** What to work on **
Go through the entries and say how many lines contain the string "BMKG". The number is the whole answer.

** Stored rows **
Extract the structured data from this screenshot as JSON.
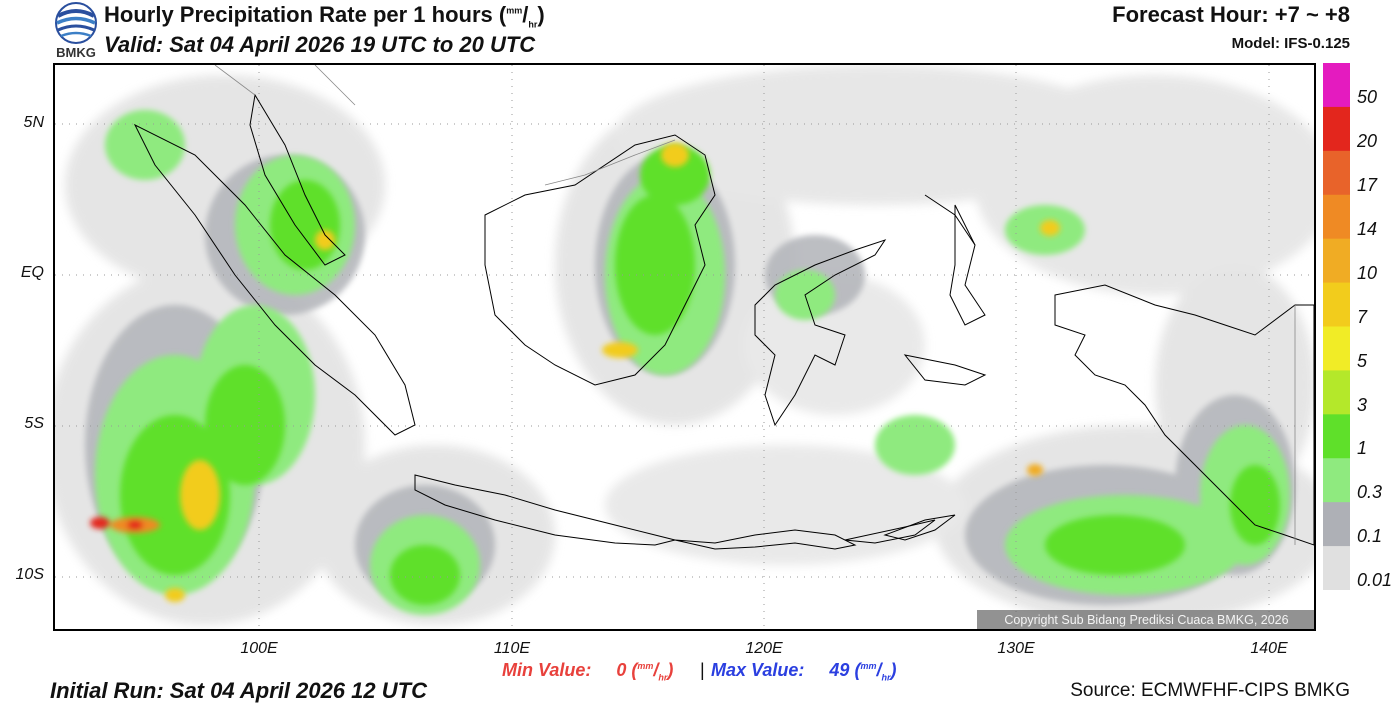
{
  "header": {
    "title": "Hourly Precipitation Rate per 1 hours",
    "unit_num": "mm",
    "unit_den": "hr",
    "valid": "Valid: Sat 04 April 2026 19 UTC to 20 UTC",
    "forecast_hour": "Forecast Hour: +7 ~ +8",
    "model": "Model: IFS-0.125",
    "logo_text": "BMKG"
  },
  "map": {
    "lat_labels": [
      "5N",
      "EQ",
      "5S",
      "10S"
    ],
    "lon_labels": [
      "100E",
      "110E",
      "120E",
      "130E",
      "140E"
    ],
    "copyright": "Copyright Sub Bidang Prediksi Cuaca BMKG, 2026"
  },
  "legend": {
    "labels": [
      "50",
      "20",
      "17",
      "14",
      "10",
      "7",
      "5",
      "3",
      "1",
      "0.3",
      "0.1",
      "0.01"
    ],
    "colors": [
      "#e41bbf",
      "#e3261d",
      "#e8632a",
      "#ef8a24",
      "#f0ac24",
      "#f2cc1c",
      "#f1ec26",
      "#b4e82a",
      "#5fe02a",
      "#8fea7f",
      "#aeb0b6",
      "#e0e0e0"
    ]
  },
  "footer": {
    "min_label": "Min Value:",
    "min_value": "0",
    "separator": "|",
    "max_label": "Max Value:",
    "max_value": "49",
    "min_color": "#e8413c",
    "max_color": "#2b3fe0",
    "initial_run": "Initial Run: Sat 04 April 2026 12 UTC",
    "source": "Source: ECMWFHF-CIPS BMKG"
  }
}
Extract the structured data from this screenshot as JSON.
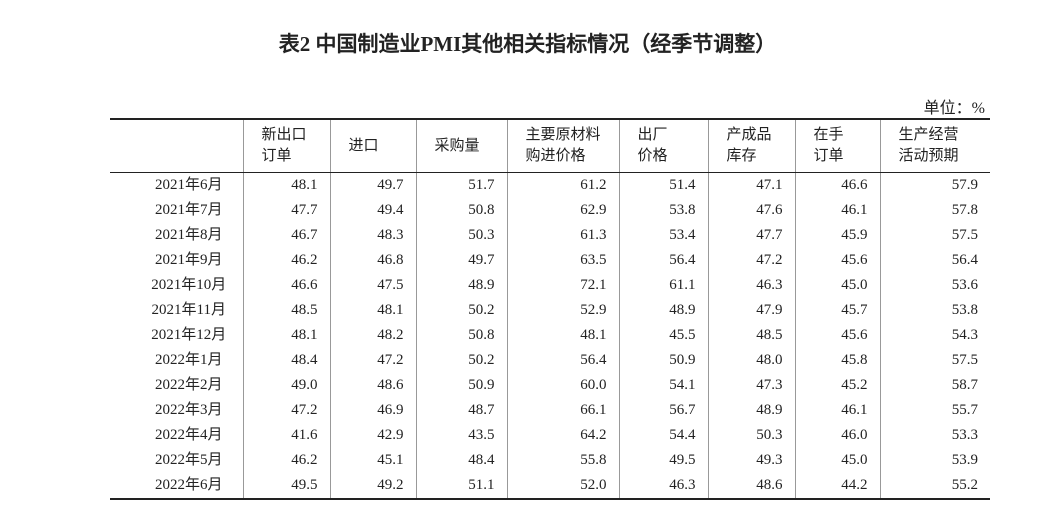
{
  "title": "表2 中国制造业PMI其他相关指标情况（经季节调整）",
  "unit": "单位：%",
  "table": {
    "headers": [
      [
        "新出口",
        "订单"
      ],
      [
        "进口"
      ],
      [
        "采购量"
      ],
      [
        "主要原材料",
        "购进价格"
      ],
      [
        "出厂",
        "价格"
      ],
      [
        "产成品",
        "库存"
      ],
      [
        "在手",
        "订单"
      ],
      [
        "生产经营",
        "活动预期"
      ]
    ],
    "rows": [
      [
        "2021年6月",
        "48.1",
        "49.7",
        "51.7",
        "61.2",
        "51.4",
        "47.1",
        "46.6",
        "57.9"
      ],
      [
        "2021年7月",
        "47.7",
        "49.4",
        "50.8",
        "62.9",
        "53.8",
        "47.6",
        "46.1",
        "57.8"
      ],
      [
        "2021年8月",
        "46.7",
        "48.3",
        "50.3",
        "61.3",
        "53.4",
        "47.7",
        "45.9",
        "57.5"
      ],
      [
        "2021年9月",
        "46.2",
        "46.8",
        "49.7",
        "63.5",
        "56.4",
        "47.2",
        "45.6",
        "56.4"
      ],
      [
        "2021年10月",
        "46.6",
        "47.5",
        "48.9",
        "72.1",
        "61.1",
        "46.3",
        "45.0",
        "53.6"
      ],
      [
        "2021年11月",
        "48.5",
        "48.1",
        "50.2",
        "52.9",
        "48.9",
        "47.9",
        "45.7",
        "53.8"
      ],
      [
        "2021年12月",
        "48.1",
        "48.2",
        "50.8",
        "48.1",
        "45.5",
        "48.5",
        "45.6",
        "54.3"
      ],
      [
        "2022年1月",
        "48.4",
        "47.2",
        "50.2",
        "56.4",
        "50.9",
        "48.0",
        "45.8",
        "57.5"
      ],
      [
        "2022年2月",
        "49.0",
        "48.6",
        "50.9",
        "60.0",
        "54.1",
        "47.3",
        "45.2",
        "58.7"
      ],
      [
        "2022年3月",
        "47.2",
        "46.9",
        "48.7",
        "66.1",
        "56.7",
        "48.9",
        "46.1",
        "55.7"
      ],
      [
        "2022年4月",
        "41.6",
        "42.9",
        "43.5",
        "64.2",
        "54.4",
        "50.3",
        "46.0",
        "53.3"
      ],
      [
        "2022年5月",
        "46.2",
        "45.1",
        "48.4",
        "55.8",
        "49.5",
        "49.3",
        "45.0",
        "53.9"
      ],
      [
        "2022年6月",
        "49.5",
        "49.2",
        "51.1",
        "52.0",
        "46.3",
        "48.6",
        "44.2",
        "55.2"
      ]
    ]
  }
}
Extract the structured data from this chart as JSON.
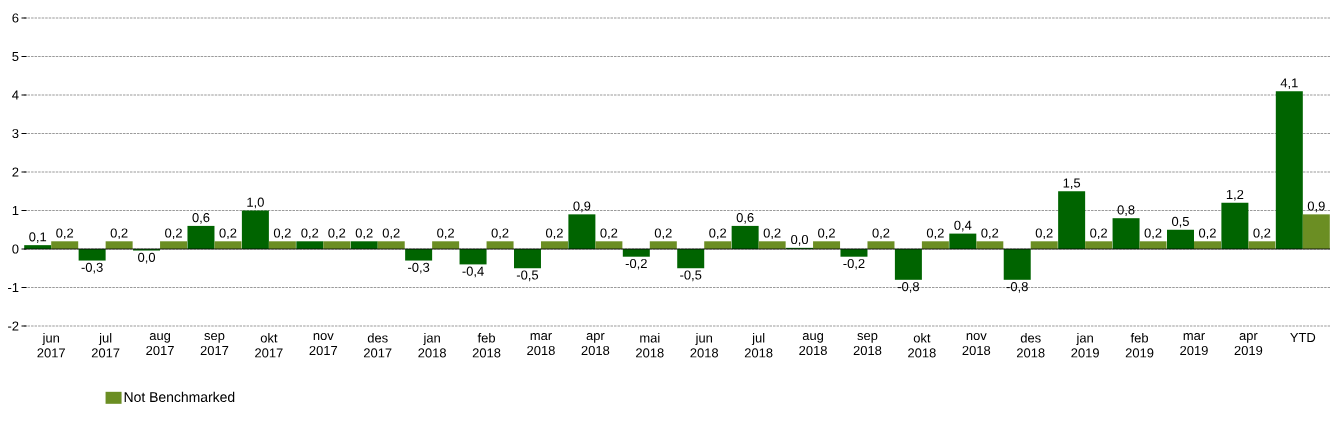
{
  "chart_data": {
    "type": "bar",
    "categories": [
      "jun 2017",
      "jul 2017",
      "aug 2017",
      "sep 2017",
      "okt 2017",
      "nov 2017",
      "des 2017",
      "jan 2018",
      "feb 2018",
      "mar 2018",
      "apr 2018",
      "mai 2018",
      "jun 2018",
      "jul 2018",
      "aug 2018",
      "sep 2018",
      "okt 2018",
      "nov 2018",
      "des 2018",
      "jan 2019",
      "feb 2019",
      "mar 2019",
      "apr 2019",
      "YTD"
    ],
    "series": [
      {
        "color": "#006400",
        "values": [
          0.1,
          -0.3,
          -0.04,
          0.6,
          1.0,
          0.2,
          0.2,
          -0.3,
          -0.4,
          -0.5,
          0.9,
          -0.2,
          -0.5,
          0.6,
          0.03,
          -0.2,
          -0.8,
          0.4,
          -0.8,
          1.5,
          0.8,
          0.5,
          1.2,
          4.1
        ],
        "value_labels": [
          "0,1",
          "-0,3",
          "0,0",
          "0,6",
          "1,0",
          "0,2",
          "0,2",
          "-0,3",
          "-0,4",
          "-0,5",
          "0,9",
          "-0,2",
          "-0,5",
          "0,6",
          "0,0",
          "-0,2",
          "-0,8",
          "0,4",
          "-0,8",
          "1,5",
          "0,8",
          "0,5",
          "1,2",
          "4,1"
        ]
      },
      {
        "name": "Not Benchmarked",
        "color": "#6b8e23",
        "values": [
          0.2,
          0.2,
          0.2,
          0.2,
          0.2,
          0.2,
          0.2,
          0.2,
          0.2,
          0.2,
          0.2,
          0.2,
          0.2,
          0.2,
          0.2,
          0.2,
          0.2,
          0.2,
          0.2,
          0.2,
          0.2,
          0.2,
          0.2,
          0.9
        ],
        "value_labels": [
          "0,2",
          "0,2",
          "0,2",
          "0,2",
          "0,2",
          "0,2",
          "0,2",
          "0,2",
          "0,2",
          "0,2",
          "0,2",
          "0,2",
          "0,2",
          "0,2",
          "0,2",
          "0,2",
          "0,2",
          "0,2",
          "0,2",
          "0,2",
          "0,2",
          "0,2",
          "0,2",
          "0,9"
        ]
      }
    ],
    "ylim": [
      -2,
      6
    ],
    "yticks": [
      -2,
      -1,
      0,
      1,
      2,
      3,
      4,
      5,
      6
    ],
    "grid": "y",
    "legend": "bottom"
  }
}
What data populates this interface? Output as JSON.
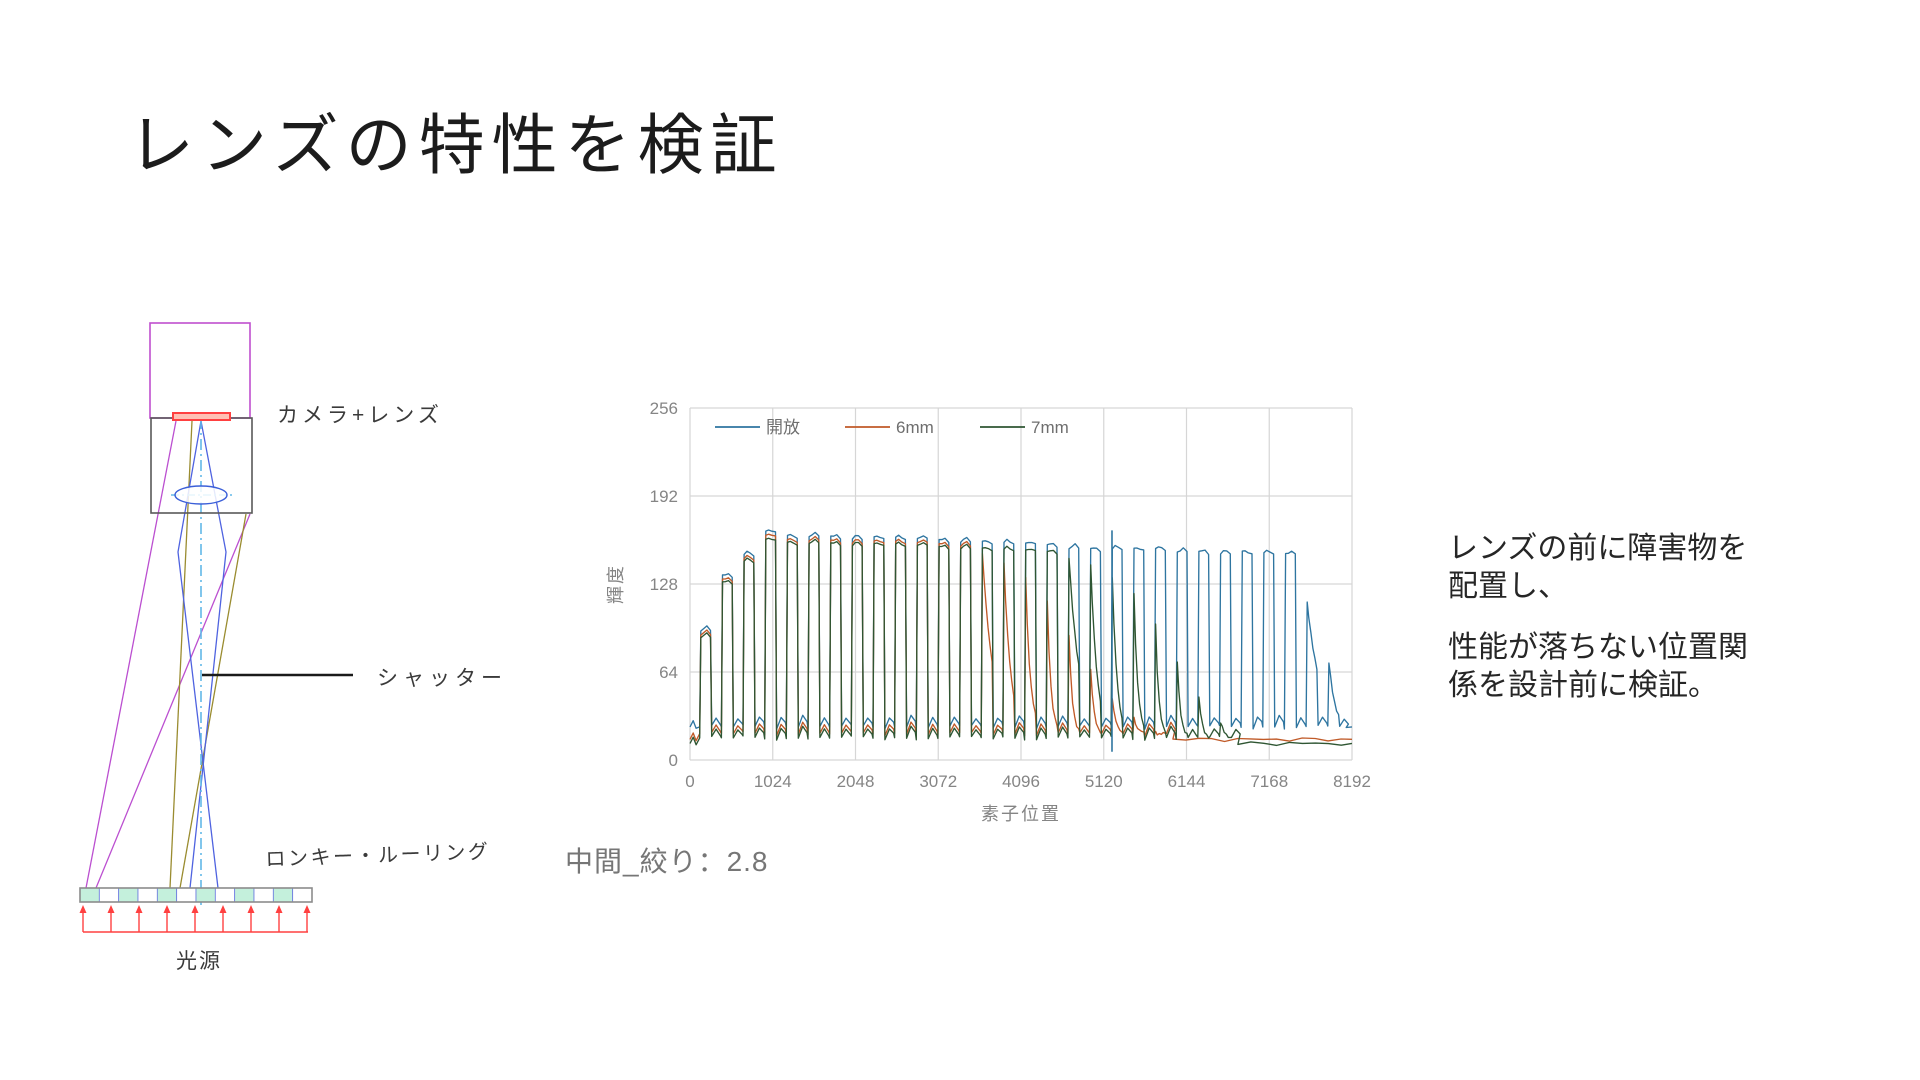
{
  "slide": {
    "title": "レンズの特性を検証",
    "caption": "中間_絞り：2.8",
    "desc1": "レンズの前に障害物を配置し、",
    "desc2": "性能が落ちない位置関係を設計前に検証。"
  },
  "diagram": {
    "camera_label": "カメラ+レンズ",
    "shutter_label": "シャッター",
    "ruling_label": "ロンキー・ルーリング",
    "light_label": "光源",
    "colors": {
      "camera_box": "#bf4fcf",
      "lens_housing": "#595959",
      "sensor": "#ff4040",
      "sensor_fill": "#ffc0b4",
      "lens": "#3b5fd8",
      "optical_axis": "#62b8e8",
      "ray_magenta": "#bb4fd0",
      "ray_olive": "#9a8c30",
      "ray_blue": "#4f63e0",
      "shutter": "#1a1a1a",
      "ruling_cell": "#c4f0dc",
      "ruling_divider": "#6a78e0",
      "ruling_border": "#8c8c8c",
      "light_arrows": "#ff4040"
    }
  },
  "chart_data": {
    "type": "line",
    "title": "",
    "xlabel": "素子位置",
    "ylabel": "輝度",
    "xlim": [
      0,
      8192
    ],
    "ylim": [
      0,
      256
    ],
    "xticks": [
      0,
      1024,
      2048,
      3072,
      4096,
      5120,
      6144,
      7168,
      8192
    ],
    "yticks": [
      0,
      64,
      128,
      192,
      256
    ],
    "grid": true,
    "legend_position": "top-left-inside",
    "axis_color": "#bfbfbf",
    "grid_color": "#d6d6d6",
    "tick_color": "#858585",
    "legend_text_color": "#6e6e6e",
    "pulse_lead_start": 120,
    "pulse_period": 268,
    "pulse_rise": 14,
    "pulse_high_width": 120,
    "pulse_fall": 14,
    "spike": {
      "x": 5222,
      "v0": 6,
      "v1": 167
    },
    "series": [
      {
        "name": "開放",
        "color": "#2e75a0",
        "valley": 24,
        "baseline": 24,
        "tops": [
          95,
          135,
          150,
          166,
          162,
          163,
          163,
          162,
          162,
          161,
          161,
          160,
          160,
          159,
          158,
          157,
          156,
          155,
          154,
          154,
          153,
          153,
          152,
          152,
          151,
          151,
          150,
          150,
          115,
          72
        ],
        "tails": [
          0,
          0,
          0,
          0,
          0,
          0,
          0,
          0,
          0,
          0,
          0,
          0,
          0,
          0,
          0,
          0,
          0,
          0,
          0,
          0,
          0,
          0,
          0,
          0,
          0,
          0,
          0,
          0,
          0.25,
          0.55
        ]
      },
      {
        "name": "6mm",
        "color": "#c05a28",
        "valley": 19,
        "baseline": 15,
        "tops": [
          92,
          132,
          147,
          163,
          159,
          160,
          160,
          159,
          159,
          158,
          158,
          157,
          157,
          150,
          143,
          132,
          115,
          92,
          66,
          45,
          30,
          20
        ],
        "tails": [
          0,
          0,
          0,
          0,
          0,
          0,
          0,
          0,
          0,
          0,
          0,
          0,
          0,
          0.3,
          0.5,
          0.7,
          0.9,
          1,
          1,
          1,
          1,
          1
        ]
      },
      {
        "name": "7mm",
        "color": "#2f5633",
        "valley": 16,
        "baseline": 12,
        "tops": [
          90,
          130,
          145,
          160,
          157,
          158,
          158,
          157,
          157,
          156,
          156,
          155,
          155,
          154,
          153,
          152,
          151,
          148,
          142,
          133,
          120,
          98,
          72,
          46,
          28
        ],
        "tails": [
          0,
          0,
          0,
          0,
          0,
          0,
          0,
          0,
          0,
          0,
          0,
          0,
          0,
          0,
          0,
          0,
          0,
          0.3,
          0.5,
          0.7,
          0.85,
          1,
          1,
          1,
          1
        ]
      }
    ]
  }
}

** Response for this exercise **
3